Figure contents as structured data
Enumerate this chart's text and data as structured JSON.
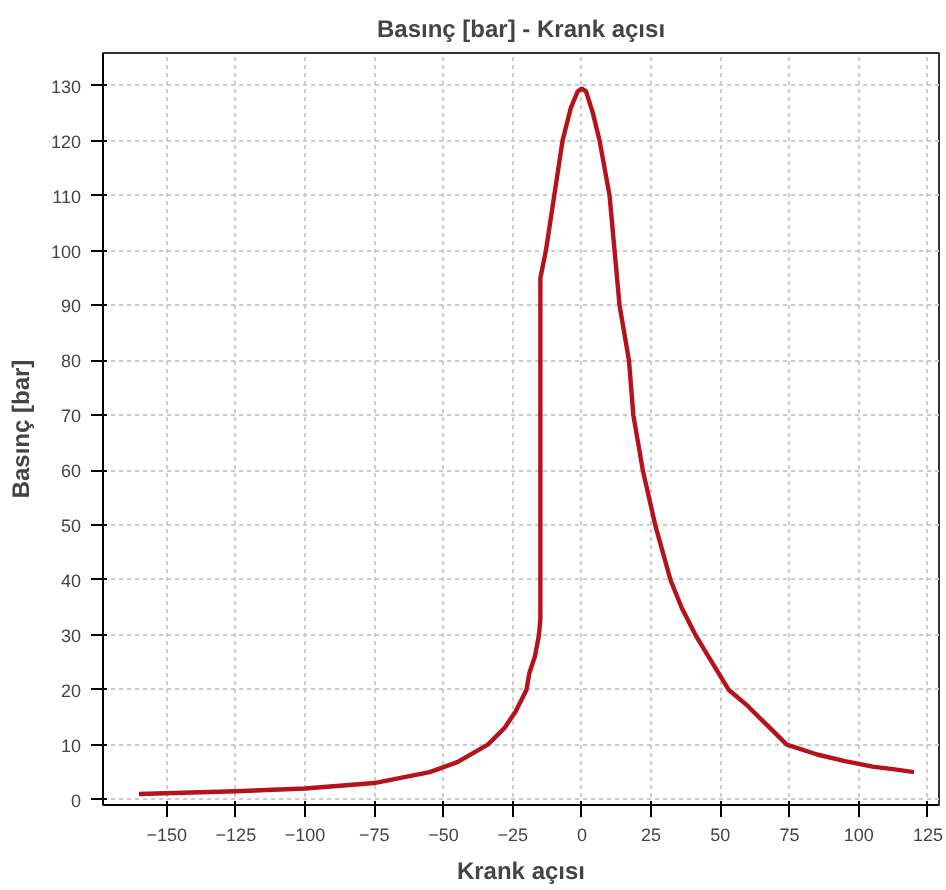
{
  "chart_data": {
    "type": "line",
    "title": "Basınç [bar] - Krank açısı",
    "xlabel": "Krank açısı",
    "ylabel": "Basınç [bar]",
    "xlim": [
      -173,
      129
    ],
    "ylim": [
      -1,
      136
    ],
    "xticks": [
      -150,
      -125,
      -100,
      -75,
      -50,
      -25,
      0,
      25,
      50,
      75,
      100,
      125
    ],
    "yticks": [
      0,
      10,
      20,
      30,
      40,
      50,
      60,
      70,
      80,
      90,
      100,
      110,
      120,
      130
    ],
    "grid": true,
    "marker": "none",
    "line_style": "solid",
    "series": [
      {
        "color": "#b5121b",
        "x": [
          -160,
          -125,
          -100,
          -75,
          -55,
          -45,
          -34,
          -28,
          -24,
          -20,
          -19,
          -17,
          -15.5,
          -15,
          -15,
          -13,
          -10,
          -7,
          -4,
          -1.5,
          0,
          1.5,
          4,
          6.4,
          10,
          13.6,
          17,
          18.6,
          22,
          26.5,
          32,
          36,
          41,
          47,
          53,
          60,
          67,
          74,
          85,
          95,
          105,
          113,
          120
        ],
        "values": [
          1,
          1.5,
          2,
          3,
          5,
          6.8,
          10,
          13,
          16,
          20,
          23,
          26,
          30,
          33,
          95,
          100,
          110,
          120,
          126,
          129,
          129.5,
          129,
          125,
          120,
          110,
          90,
          80,
          70,
          60,
          50,
          40,
          35,
          30,
          25,
          20,
          17,
          13.5,
          10,
          8.2,
          7,
          6,
          5.5,
          5
        ]
      }
    ]
  }
}
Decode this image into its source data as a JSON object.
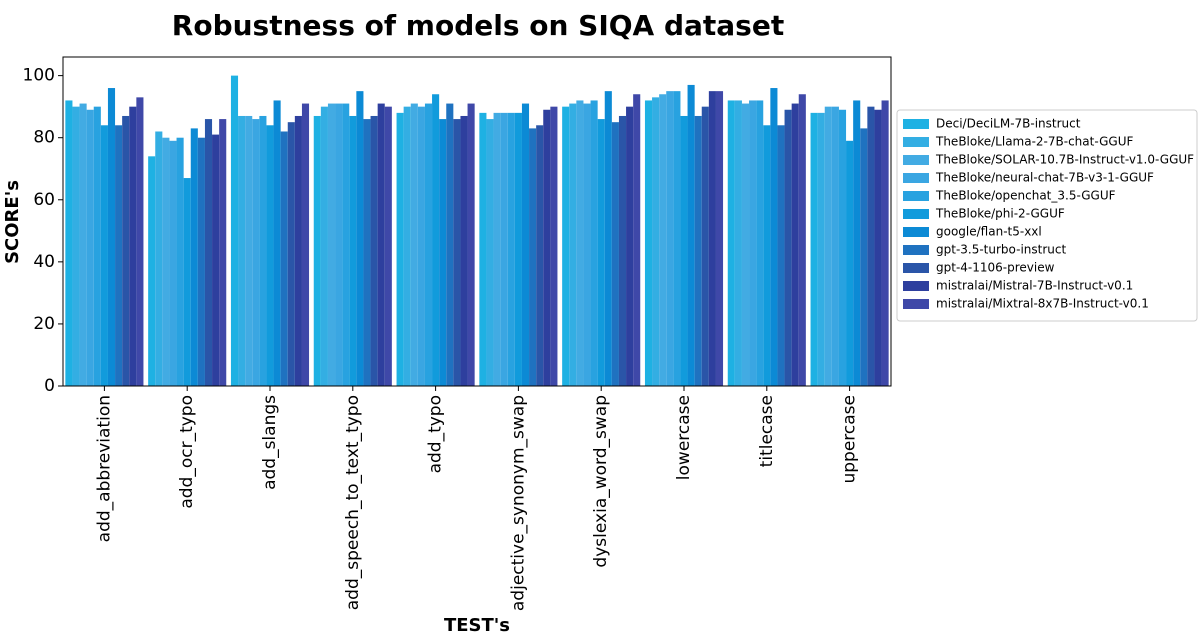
{
  "chart_data": {
    "type": "bar",
    "title": "Robustness of models on SIQA dataset",
    "xlabel": "TEST's",
    "ylabel": "SCORE's",
    "ylim": [
      0,
      106
    ],
    "yticks": [
      0,
      20,
      40,
      60,
      80,
      100
    ],
    "grid": false,
    "legend_position": "right",
    "categories": [
      "add_abbreviation",
      "add_ocr_typo",
      "add_slangs",
      "add_speech_to_text_typo",
      "add_typo",
      "adjective_synonym_swap",
      "dyslexia_word_swap",
      "lowercase",
      "titlecase",
      "uppercase"
    ],
    "series": [
      {
        "name": "Deci/DeciLM-7B-instruct",
        "color": "#1eb1e3",
        "values": [
          92,
          74,
          100,
          87,
          88,
          88,
          90,
          92,
          92,
          88
        ]
      },
      {
        "name": "TheBloke/Llama-2-7B-chat-GGUF",
        "color": "#33aee3",
        "values": [
          90,
          82,
          87,
          90,
          90,
          86,
          91,
          93,
          92,
          88
        ]
      },
      {
        "name": "TheBloke/SOLAR-10.7B-Instruct-v1.0-GGUF",
        "color": "#42abe3",
        "values": [
          91,
          80,
          87,
          91,
          91,
          88,
          92,
          94,
          91,
          90
        ]
      },
      {
        "name": "TheBloke/neural-chat-7B-v3-1-GGUF",
        "color": "#3aa6e2",
        "values": [
          89,
          79,
          86,
          91,
          90,
          88,
          91,
          95,
          92,
          90
        ]
      },
      {
        "name": "TheBloke/openchat_3.5-GGUF",
        "color": "#28a2e0",
        "values": [
          90,
          80,
          87,
          91,
          91,
          88,
          92,
          95,
          92,
          89
        ]
      },
      {
        "name": "TheBloke/phi-2-GGUF",
        "color": "#119bdc",
        "values": [
          84,
          67,
          84,
          87,
          94,
          88,
          86,
          87,
          84,
          79
        ]
      },
      {
        "name": "google/flan-t5-xxl",
        "color": "#0c8ad5",
        "values": [
          96,
          83,
          92,
          95,
          86,
          91,
          95,
          97,
          96,
          92
        ]
      },
      {
        "name": "gpt-3.5-turbo-instruct",
        "color": "#1f72c0",
        "values": [
          84,
          80,
          82,
          86,
          91,
          83,
          85,
          87,
          84,
          83
        ]
      },
      {
        "name": "gpt-4-1106-preview",
        "color": "#2a55a8",
        "values": [
          87,
          86,
          85,
          87,
          86,
          84,
          87,
          90,
          89,
          90
        ]
      },
      {
        "name": "mistralai/Mistral-7B-Instruct-v0.1",
        "color": "#2e3f9e",
        "values": [
          90,
          81,
          87,
          91,
          87,
          89,
          90,
          95,
          91,
          89
        ]
      },
      {
        "name": "mistralai/Mixtral-8x7B-Instruct-v0.1",
        "color": "#3f48a8",
        "values": [
          93,
          86,
          91,
          90,
          91,
          90,
          94,
          95,
          94,
          92
        ]
      }
    ]
  }
}
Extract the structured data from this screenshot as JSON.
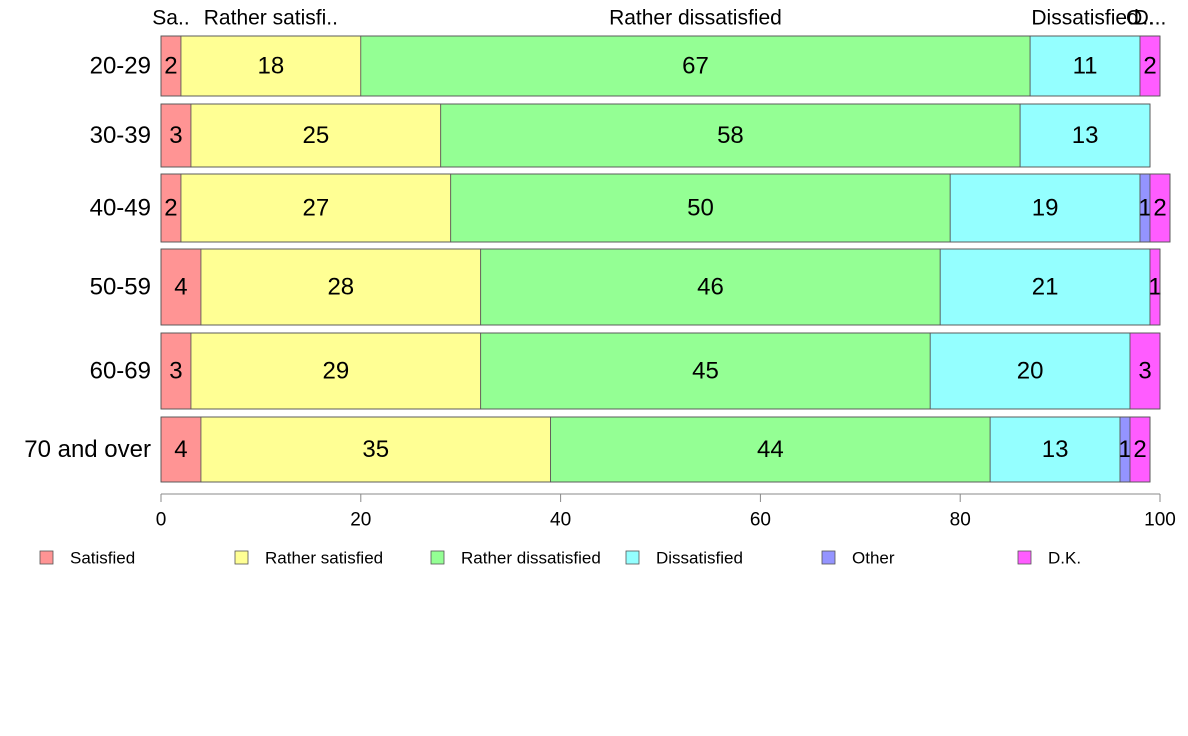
{
  "chart_data": {
    "type": "bar",
    "orientation": "horizontal",
    "stacked": true,
    "categories": [
      "20-29",
      "30-39",
      "40-49",
      "50-59",
      "60-69",
      "70 and over"
    ],
    "series": [
      {
        "name": "Satisfied",
        "color": "#ff9494",
        "values": [
          2,
          3,
          2,
          4,
          3,
          4
        ]
      },
      {
        "name": "Rather satisfied",
        "color": "#ffff94",
        "values": [
          18,
          25,
          27,
          28,
          29,
          35
        ]
      },
      {
        "name": "Rather dissatisfied",
        "color": "#94ff94",
        "values": [
          67,
          58,
          50,
          46,
          45,
          44
        ]
      },
      {
        "name": "Dissatisfied",
        "color": "#94ffff",
        "values": [
          11,
          13,
          19,
          21,
          20,
          13
        ]
      },
      {
        "name": "Other",
        "color": "#9494ff",
        "values": [
          0,
          0,
          1,
          0,
          0,
          1
        ]
      },
      {
        "name": "D.K.",
        "color": "#ff5cff",
        "values": [
          2,
          0,
          2,
          1,
          3,
          2
        ]
      }
    ],
    "top_labels": [
      "Sa..",
      "Rather satisfi..",
      "Rather dissatisfied",
      "Dissatisfied",
      "O..",
      "D..."
    ],
    "xlim": [
      0,
      100
    ],
    "xticks": [
      0,
      20,
      40,
      60,
      80,
      100
    ],
    "grid": false,
    "legend": "bottom"
  }
}
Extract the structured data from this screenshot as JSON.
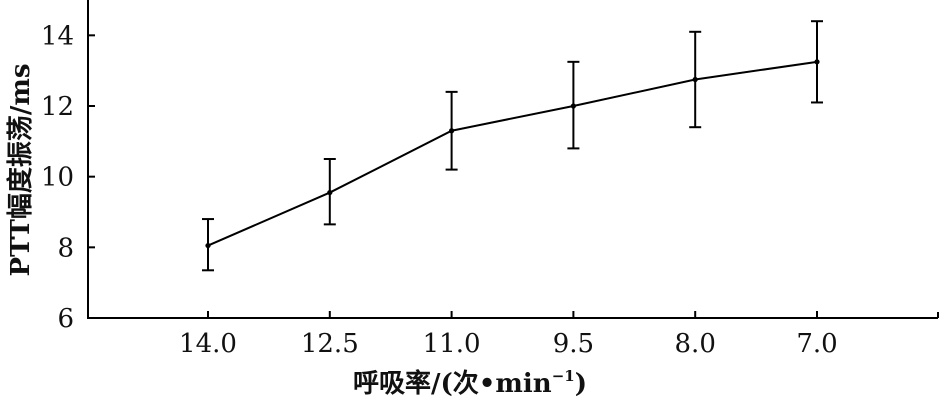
{
  "chart_data": {
    "type": "line",
    "title": "",
    "xlabel": "呼吸率/(次•min⁻¹)",
    "xlabel_main": "呼吸率/(次•min",
    "xlabel_sup": "−1",
    "xlabel_close": ")",
    "ylabel": "PTT幅度振荡/ms",
    "x": [
      "14.0",
      "12.5",
      "11.0",
      "9.5",
      "8.0",
      "7.0"
    ],
    "y": [
      8.05,
      9.55,
      11.3,
      12.0,
      12.75,
      13.25
    ],
    "error_low": [
      7.35,
      8.65,
      10.2,
      10.8,
      11.4,
      12.1
    ],
    "error_high": [
      8.8,
      10.5,
      12.4,
      13.25,
      14.1,
      14.4
    ],
    "yticks": [
      "6",
      "8",
      "10",
      "12",
      "14"
    ],
    "ylim": [
      6,
      15
    ],
    "grid": false,
    "legend": "none",
    "line_color": "#000000"
  }
}
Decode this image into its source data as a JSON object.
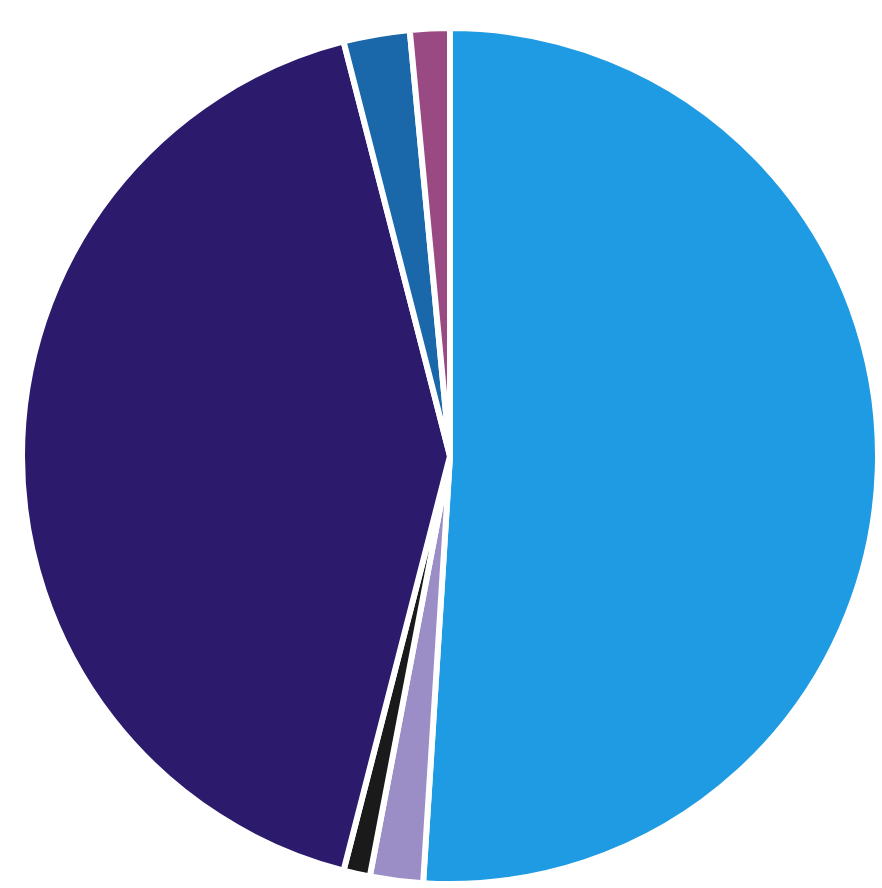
{
  "chart_data": {
    "type": "pie",
    "categories": [
      null,
      null,
      null,
      null,
      null,
      null
    ],
    "values": [
      51,
      2,
      1,
      42,
      2.5,
      1.5
    ],
    "colors": [
      "#1e9be2",
      "#9b8ec6",
      "#1a1a1a",
      "#2c1a6c",
      "#1a68aa",
      "#9a4a82"
    ]
  }
}
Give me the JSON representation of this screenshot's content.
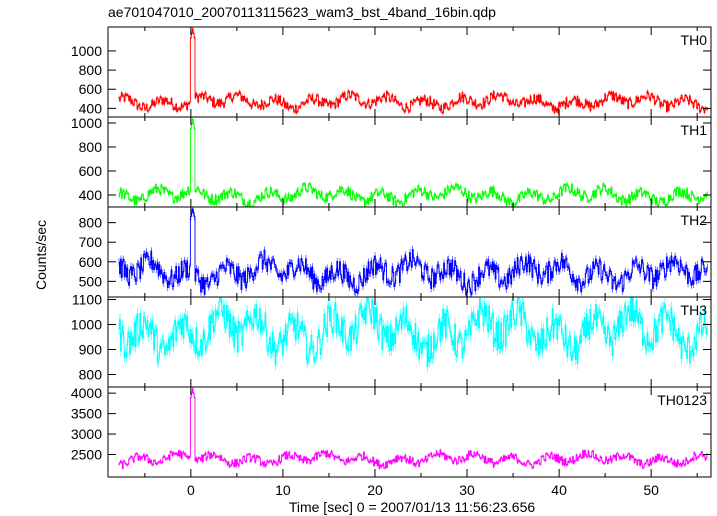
{
  "chart_data": {
    "type": "line",
    "title": "ae701047010_20070113115623_wam3_bst_4band_16bin.qdp",
    "xlabel": "Time [sec] 0 = 2007/01/13 11:56:23.656",
    "ylabel": "Counts/sec",
    "xlim": [
      -9,
      56.5
    ],
    "x_ticks": [
      0,
      10,
      20,
      30,
      40,
      50
    ],
    "grid": false,
    "error_bars": true,
    "panels": [
      {
        "name": "TH0",
        "color": "#ff0000",
        "ylim": [
          310,
          1250
        ],
        "y_ticks": [
          400,
          600,
          800,
          1000
        ],
        "baseline": 470,
        "wave_amp": 45,
        "noise_amp": 55,
        "spike": {
          "x": 0.2,
          "peak": 1230
        }
      },
      {
        "name": "TH1",
        "color": "#00ff00",
        "ylim": [
          300,
          1050
        ],
        "y_ticks": [
          400,
          600,
          800,
          1000
        ],
        "baseline": 400,
        "wave_amp": 40,
        "noise_amp": 45,
        "spike": {
          "x": 0.2,
          "peak": 1030
        }
      },
      {
        "name": "TH2",
        "color": "#0000ff",
        "ylim": [
          420,
          880
        ],
        "y_ticks": [
          500,
          600,
          700,
          800
        ],
        "baseline": 545,
        "wave_amp": 40,
        "noise_amp": 55,
        "spike": {
          "x": 0.2,
          "peak": 870
        }
      },
      {
        "name": "TH3",
        "color": "#00ffff",
        "ylim": [
          750,
          1110
        ],
        "y_ticks": [
          800,
          900,
          1000,
          1100
        ],
        "baseline": 975,
        "wave_amp": 55,
        "noise_amp": 65,
        "spike": null
      },
      {
        "name": "TH0123",
        "color": "#ff00ff",
        "ylim": [
          1950,
          4150
        ],
        "y_ticks": [
          2500,
          3000,
          3500,
          4000
        ],
        "baseline": 2390,
        "wave_amp": 90,
        "noise_amp": 100,
        "spike": {
          "x": 0.2,
          "peak": 4100
        }
      }
    ]
  }
}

§ Exercise instructions
All lines that include "peak" are to be gathered and copied.

§ Result of the task
          "peak": 1230
          "peak": 1030
          "peak": 870
          "peak": 4100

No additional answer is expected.